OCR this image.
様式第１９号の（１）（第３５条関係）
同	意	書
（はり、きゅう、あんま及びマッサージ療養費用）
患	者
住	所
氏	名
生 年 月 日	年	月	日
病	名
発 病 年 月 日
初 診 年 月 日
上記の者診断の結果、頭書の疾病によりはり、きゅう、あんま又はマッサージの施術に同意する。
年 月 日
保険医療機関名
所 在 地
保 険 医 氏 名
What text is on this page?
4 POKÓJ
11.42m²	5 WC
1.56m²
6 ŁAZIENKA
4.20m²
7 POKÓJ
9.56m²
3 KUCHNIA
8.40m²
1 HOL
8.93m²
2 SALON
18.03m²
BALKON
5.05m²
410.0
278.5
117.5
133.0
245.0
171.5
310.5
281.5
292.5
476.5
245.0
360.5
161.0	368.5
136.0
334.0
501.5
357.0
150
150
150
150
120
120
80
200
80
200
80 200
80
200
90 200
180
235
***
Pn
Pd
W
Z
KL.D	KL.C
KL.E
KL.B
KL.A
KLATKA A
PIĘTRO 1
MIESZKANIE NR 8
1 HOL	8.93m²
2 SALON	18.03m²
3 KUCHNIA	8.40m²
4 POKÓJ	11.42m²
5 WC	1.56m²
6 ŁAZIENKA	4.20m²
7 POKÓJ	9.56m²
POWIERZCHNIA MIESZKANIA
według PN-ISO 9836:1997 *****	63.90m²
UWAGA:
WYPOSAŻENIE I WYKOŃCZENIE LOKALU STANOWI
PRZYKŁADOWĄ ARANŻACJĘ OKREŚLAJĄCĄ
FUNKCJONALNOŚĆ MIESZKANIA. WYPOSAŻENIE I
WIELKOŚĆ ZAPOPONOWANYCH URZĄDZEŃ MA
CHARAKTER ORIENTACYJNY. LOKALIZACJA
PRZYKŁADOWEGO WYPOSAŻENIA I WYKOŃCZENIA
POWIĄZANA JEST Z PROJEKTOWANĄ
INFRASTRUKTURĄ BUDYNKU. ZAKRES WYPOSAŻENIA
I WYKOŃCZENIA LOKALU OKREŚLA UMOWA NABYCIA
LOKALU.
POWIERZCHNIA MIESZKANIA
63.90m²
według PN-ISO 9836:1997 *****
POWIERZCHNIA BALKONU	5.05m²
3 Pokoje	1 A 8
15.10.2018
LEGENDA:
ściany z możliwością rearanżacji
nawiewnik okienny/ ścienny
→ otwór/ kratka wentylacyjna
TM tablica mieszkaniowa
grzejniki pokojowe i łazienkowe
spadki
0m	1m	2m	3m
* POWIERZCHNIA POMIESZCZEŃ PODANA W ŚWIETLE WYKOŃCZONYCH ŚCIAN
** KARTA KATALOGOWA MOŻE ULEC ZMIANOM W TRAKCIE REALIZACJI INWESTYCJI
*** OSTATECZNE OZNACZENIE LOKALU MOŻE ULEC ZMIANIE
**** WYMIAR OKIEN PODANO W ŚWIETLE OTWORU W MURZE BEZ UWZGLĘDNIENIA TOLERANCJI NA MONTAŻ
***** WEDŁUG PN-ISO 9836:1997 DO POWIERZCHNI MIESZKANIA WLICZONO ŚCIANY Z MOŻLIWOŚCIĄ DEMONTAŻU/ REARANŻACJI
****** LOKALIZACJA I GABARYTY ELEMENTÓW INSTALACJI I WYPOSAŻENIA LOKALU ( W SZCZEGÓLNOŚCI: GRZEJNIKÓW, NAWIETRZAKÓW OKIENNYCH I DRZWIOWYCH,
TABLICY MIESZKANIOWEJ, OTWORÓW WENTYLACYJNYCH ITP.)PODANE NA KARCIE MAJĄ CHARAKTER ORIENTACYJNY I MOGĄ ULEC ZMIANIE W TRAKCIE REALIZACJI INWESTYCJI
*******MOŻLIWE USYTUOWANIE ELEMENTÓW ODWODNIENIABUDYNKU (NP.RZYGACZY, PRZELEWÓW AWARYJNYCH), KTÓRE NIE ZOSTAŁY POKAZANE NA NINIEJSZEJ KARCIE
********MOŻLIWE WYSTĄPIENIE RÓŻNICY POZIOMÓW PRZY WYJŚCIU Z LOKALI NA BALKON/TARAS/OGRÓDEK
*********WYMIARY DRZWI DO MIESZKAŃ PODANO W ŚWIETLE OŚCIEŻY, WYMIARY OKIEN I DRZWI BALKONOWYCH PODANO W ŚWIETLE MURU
* * *
Lines containing the string "WYPOSAŻENIA" are to be selected and copied.

■ **RESULT FOR THIS EXERCISE**
PRZYKŁADOWEGO WYPOSAŻENIA I WYKOŃCZENIA
INFRASTRUKTURĄ BUDYNKU. ZAKRES WYPOSAŻENIA
****** LOKALIZACJA I GABARYTY ELEMENTÓW INSTALACJI I WYPOSAŻENIA LOKALU ( W SZCZEGÓLNOŚCI: GRZEJNIKÓW, NAWIETRZAKÓW OKIENNYCH I DRZWIOWYCH,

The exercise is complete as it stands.